Write the records out again exactly, leaving no images in.

┌──

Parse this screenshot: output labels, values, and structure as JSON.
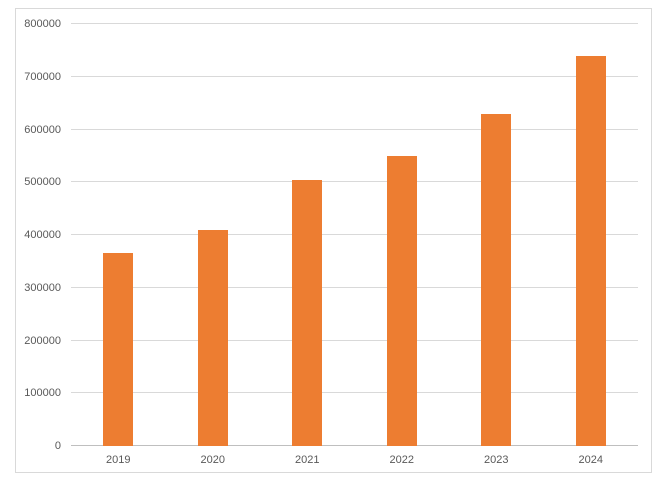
{
  "chart_data": {
    "type": "bar",
    "title": "",
    "xlabel": "",
    "ylabel": "",
    "categories": [
      "2019",
      "2020",
      "2021",
      "2022",
      "2023",
      "2024"
    ],
    "values": [
      365000,
      410000,
      505000,
      550000,
      630000,
      740000
    ],
    "ylim": [
      0,
      800000
    ],
    "ytick_step": 100000,
    "ytick_labels": [
      "0",
      "100000",
      "200000",
      "300000",
      "400000",
      "500000",
      "600000",
      "700000",
      "800000"
    ],
    "grid": true,
    "legend": false,
    "colors": {
      "bar": "#ED7D31",
      "gridline": "#D9D9D9",
      "axis_line": "#BFBFBF",
      "tick_label": "#595959",
      "frame_border": "#D9D9D9",
      "background": "#FFFFFF"
    }
  }
}
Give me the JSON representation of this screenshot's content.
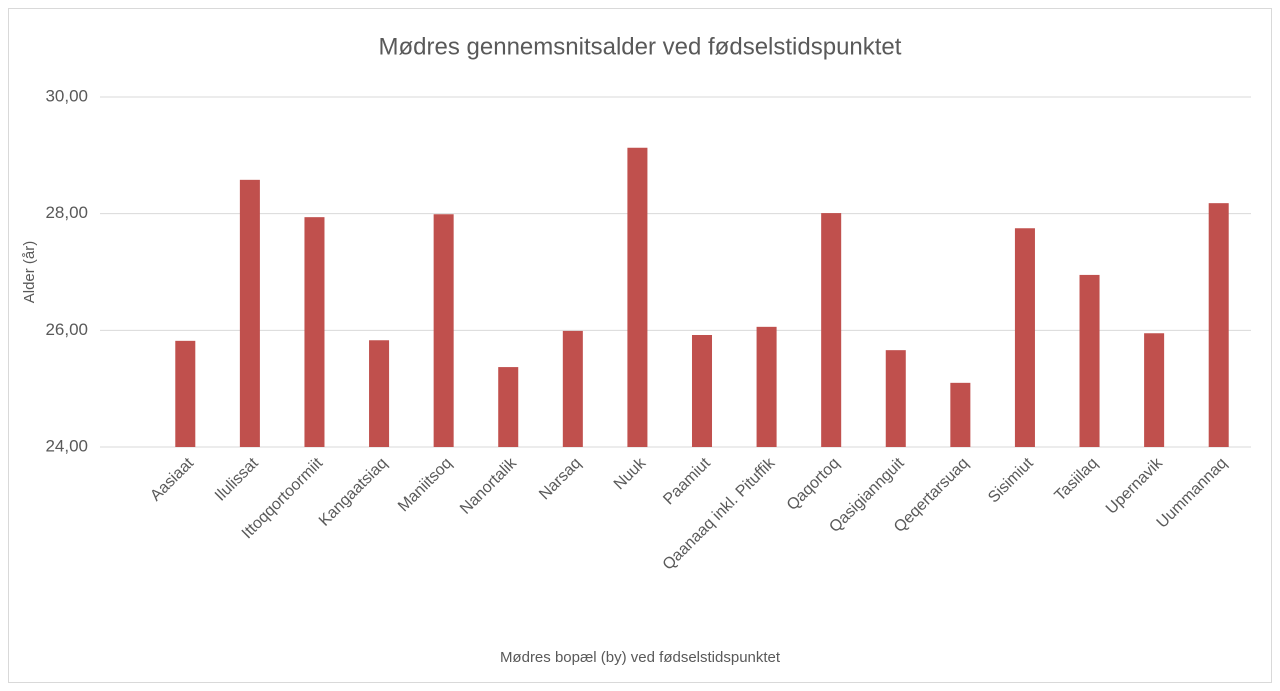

└──

■ Answer in full
Parse this screenshot: output labels, values, and structure as JSON.
{
  "chart_data": {
    "type": "bar",
    "title": "",
    "xlabel": "",
    "ylabel": "",
    "categories": [
      "2019",
      "2020",
      "2021",
      "2022",
      "2023",
      "2024"
    ],
    "values": [
      365000,
      410000,
      505000,
      550000,
      630000,
      740000
    ],
    "ylim": [
      0,
      800000
    ],
    "ytick_step": 100000,
    "ytick_labels": [
      "0",
      "100000",
      "200000",
      "300000",
      "400000",
      "500000",
      "600000",
      "700000",
      "800000"
    ],
    "grid": true,
    "legend": false,
    "colors": {
      "bar": "#ED7D31",
      "gridline": "#D9D9D9",
      "axis_line": "#BFBFBF",
      "tick_label": "#595959",
      "frame_border": "#D9D9D9",
      "background": "#FFFFFF"
    }
  }
}
Give me the JSON representation of this screenshot's content.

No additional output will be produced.